***** Page extract *****

It cuts transfers to provinces as well as funding for federal community housing -including housing for off-reserve Indigenous households – by a combined total of $342 million. Those cuts are offset by $200 million of new spending on rent subsidies and two new programs. These are worth about $680 million a year, but aim mainly at the middle class.

The NHS claims that the major reduction in core housing need – by 300,000 households – will come from rent subsidies. The PBO sees it differently, concluding that the way in which the program is designed will remove “few households” from housing need.

Another 199,300 households are supposed to be removed from housing need through provincial transfers and federal community housing, programs that, as noted above, are reduced under the NHS. Indeed, according to the PBO, the targets under this part of the strategy – 385,000 units protected and 50,000 created – would leave the number of community housing units by 2027-28 below the number that existed in 2017 and more than 160,000 below the number in 2009.

The third major element of the strategy – the $680 million a year in new money and reallocations from transfers and community housing – is projected to create 82,000 housing units. In keeping with the change of emphasis towards the middle class, that investment is projected to remove only 27,600 households from housing need.

Strategy hype

The Liberals initially marketed the NHS it as a $40 billion plan, later inflated to $55 billion with the addition of available loans announced in the 2019 budget. But after stripping out proposed loans, pre-existing spending and unconfirmed provincial cost matching, the PBO reduced the amount of committed federal spending over ten years to $16.1 billion – $14 billion to be spent by Canada Mortgage and Housing Corporation and $2.1 billion by Employment and Social Development Canada.

***** Dataset excerpts *****

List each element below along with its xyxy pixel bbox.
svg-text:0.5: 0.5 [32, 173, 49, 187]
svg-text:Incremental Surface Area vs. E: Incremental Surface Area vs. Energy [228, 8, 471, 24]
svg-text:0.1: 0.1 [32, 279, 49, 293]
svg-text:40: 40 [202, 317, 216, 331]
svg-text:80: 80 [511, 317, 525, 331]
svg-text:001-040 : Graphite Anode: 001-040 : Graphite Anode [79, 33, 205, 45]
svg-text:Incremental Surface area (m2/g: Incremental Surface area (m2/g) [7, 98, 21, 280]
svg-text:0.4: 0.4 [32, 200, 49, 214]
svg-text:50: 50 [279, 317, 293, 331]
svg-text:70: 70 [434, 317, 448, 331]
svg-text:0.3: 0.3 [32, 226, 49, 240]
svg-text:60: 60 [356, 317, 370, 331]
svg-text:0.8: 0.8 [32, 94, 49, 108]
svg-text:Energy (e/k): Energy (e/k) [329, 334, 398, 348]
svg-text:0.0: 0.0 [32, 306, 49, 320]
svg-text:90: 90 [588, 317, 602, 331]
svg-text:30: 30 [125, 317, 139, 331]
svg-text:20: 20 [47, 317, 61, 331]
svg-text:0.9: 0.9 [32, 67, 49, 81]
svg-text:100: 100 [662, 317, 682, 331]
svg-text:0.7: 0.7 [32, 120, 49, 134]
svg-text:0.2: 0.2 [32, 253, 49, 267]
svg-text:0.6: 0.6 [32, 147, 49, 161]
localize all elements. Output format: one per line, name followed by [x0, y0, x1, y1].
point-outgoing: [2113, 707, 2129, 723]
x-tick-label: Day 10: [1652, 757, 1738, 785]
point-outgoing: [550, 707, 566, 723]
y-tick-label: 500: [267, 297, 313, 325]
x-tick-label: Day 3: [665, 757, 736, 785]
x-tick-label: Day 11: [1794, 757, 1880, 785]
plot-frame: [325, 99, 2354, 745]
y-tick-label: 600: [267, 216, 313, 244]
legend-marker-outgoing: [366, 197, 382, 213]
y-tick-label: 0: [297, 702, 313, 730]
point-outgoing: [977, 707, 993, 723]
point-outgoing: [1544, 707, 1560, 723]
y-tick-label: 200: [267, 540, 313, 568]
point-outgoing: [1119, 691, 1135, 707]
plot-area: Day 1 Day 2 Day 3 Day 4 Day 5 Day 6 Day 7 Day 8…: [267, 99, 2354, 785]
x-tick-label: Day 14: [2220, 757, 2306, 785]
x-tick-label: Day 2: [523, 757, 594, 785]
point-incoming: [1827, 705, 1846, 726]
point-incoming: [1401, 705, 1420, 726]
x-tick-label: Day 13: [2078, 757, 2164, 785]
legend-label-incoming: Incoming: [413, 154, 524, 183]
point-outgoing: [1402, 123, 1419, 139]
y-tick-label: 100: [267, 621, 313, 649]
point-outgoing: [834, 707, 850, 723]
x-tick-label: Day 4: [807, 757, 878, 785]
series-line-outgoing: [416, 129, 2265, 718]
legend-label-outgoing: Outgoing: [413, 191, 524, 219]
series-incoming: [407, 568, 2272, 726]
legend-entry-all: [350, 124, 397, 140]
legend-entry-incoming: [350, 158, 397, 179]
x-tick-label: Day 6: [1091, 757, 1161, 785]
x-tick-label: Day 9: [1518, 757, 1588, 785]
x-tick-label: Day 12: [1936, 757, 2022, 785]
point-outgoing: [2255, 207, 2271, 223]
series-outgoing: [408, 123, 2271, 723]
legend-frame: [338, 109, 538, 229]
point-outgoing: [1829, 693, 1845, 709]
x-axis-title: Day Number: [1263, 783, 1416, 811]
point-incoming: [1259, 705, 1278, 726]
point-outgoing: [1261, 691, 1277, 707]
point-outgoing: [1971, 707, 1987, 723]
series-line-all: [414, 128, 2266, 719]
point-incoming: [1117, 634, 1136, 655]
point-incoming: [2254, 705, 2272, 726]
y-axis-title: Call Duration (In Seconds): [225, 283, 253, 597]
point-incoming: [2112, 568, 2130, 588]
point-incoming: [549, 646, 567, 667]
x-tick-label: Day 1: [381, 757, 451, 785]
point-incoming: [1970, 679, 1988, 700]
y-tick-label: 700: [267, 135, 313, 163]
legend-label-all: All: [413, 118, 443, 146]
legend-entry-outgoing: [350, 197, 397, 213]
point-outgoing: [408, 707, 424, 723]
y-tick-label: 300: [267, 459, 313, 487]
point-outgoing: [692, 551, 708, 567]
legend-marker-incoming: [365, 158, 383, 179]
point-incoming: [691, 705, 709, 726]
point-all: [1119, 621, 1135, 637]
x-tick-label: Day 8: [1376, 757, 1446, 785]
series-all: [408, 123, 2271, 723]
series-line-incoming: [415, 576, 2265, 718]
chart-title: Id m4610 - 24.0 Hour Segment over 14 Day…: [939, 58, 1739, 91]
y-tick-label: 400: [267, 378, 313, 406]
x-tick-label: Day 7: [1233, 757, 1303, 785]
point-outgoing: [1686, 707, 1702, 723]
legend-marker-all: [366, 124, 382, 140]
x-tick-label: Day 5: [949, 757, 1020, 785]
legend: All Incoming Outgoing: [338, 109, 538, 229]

*****

**Parts of the exercise**
a: Answer these questions about the housing strategy text:
(i) By what combined total does the strategy cut transfers to provinces and funding for federal community housing?
(ii) How many housing units is the third major element of the strategy projected to create?
(iii) To what amount did the PBO reduce committed federal spending over ten years?
b: Revise the housing strategy text from "Another 199,300 households" up to and including "households from housing need.", replacing "households" with "families".
c: Continue the housing strategy text from its final sentence.

**Answer section**
a:
(i) $342 million
(ii) 82,000
(iii) $16.1 billion

b:
Another 199,300 families are supposed to be removed from housing need through provincial transfers and federal community housing, programs that, as noted above, are reduced under the NHS. Indeed, according to the PBO, the targets under this part of the strategy – 385,000 units protected and 50,000 created – would leave the number of community housing units by 2027-28 below the number that existed in 2017 and more than 160,000 below the number in 2009.

The third major element of the strategy – the $680 million a year in new money and reallocations from transfers and community housing – is projected to create 82,000 housing units. In keeping with the change of emphasis towards the middle class, that investment is projected to remove only 27,600 families from housing need.

c:
The latter amount does represent a 60 per cent increase in funding for homelessness programs, perhaps an inadvertent acknowledgement of the Strategy’s shortcomings in creating affordable housing.

As David Hulchanski, a professor of housing and community development at the University of Toronto summed up for the Globe and Mail:

“The housing strategy is a public relations gimmick, assisting fewer low income people than in the past and it is not actually federal spending of $40-billion or $55-billion over 10 years but about $16-billion.”

Local angle

Circling back to Darren Fisher’s householder, affordable housing, especially for renters, is an important issue to voters in Dartmouth-Cole Harbour and the rest of Halifax Regional Municipality, a reality reinforced by two recent reports.

A study released in July by the Canadian Center for Policy Alternatives found that rental rates in HRM are above the national average. The study used “rental wage” as a metric, calculating how much a sole income earner would need to make per hour to avoid housing need. In HRM, the rental wage was found to be $22.57, nearly twice the minimum wage. Nationally the rental wage is $22.40.

And this past week, the federal riding of Halifax cracked the top 20 of 338 federal electoral districts with the highest proportion of renters spending 50 per cent or more of their income on housing. The study by the BC Non-Profit Housing Association estimated 25 per cent of the city’s renters were in this unhappy category. That puts Halifax among other unaffordable “world class” cities like Toronto and Vancouver and explains why rents are going up throughout HRM.

Anyone trumpeting the National Housing Strategy as a solution to the critical shortage of affordable housing is either ignorant of the details or hopeful that voters will fall for the PR pitch.

Richard Starr is a former journalist, civil servant, political hack and seventh generation Nova Scotian. He is devoting his retirement to family, volunteer activities and writing about subjects that interest him and, he hopes, others at Starr’s Point, a Nova Scotia blog where facts matter, where this post was originally published. His most recent book “Equal as Citizens: the tumultuous and troubled history of a great Canadian idea” is about the history of equalization and the fiscal transfer system in Canada and came out in 2014.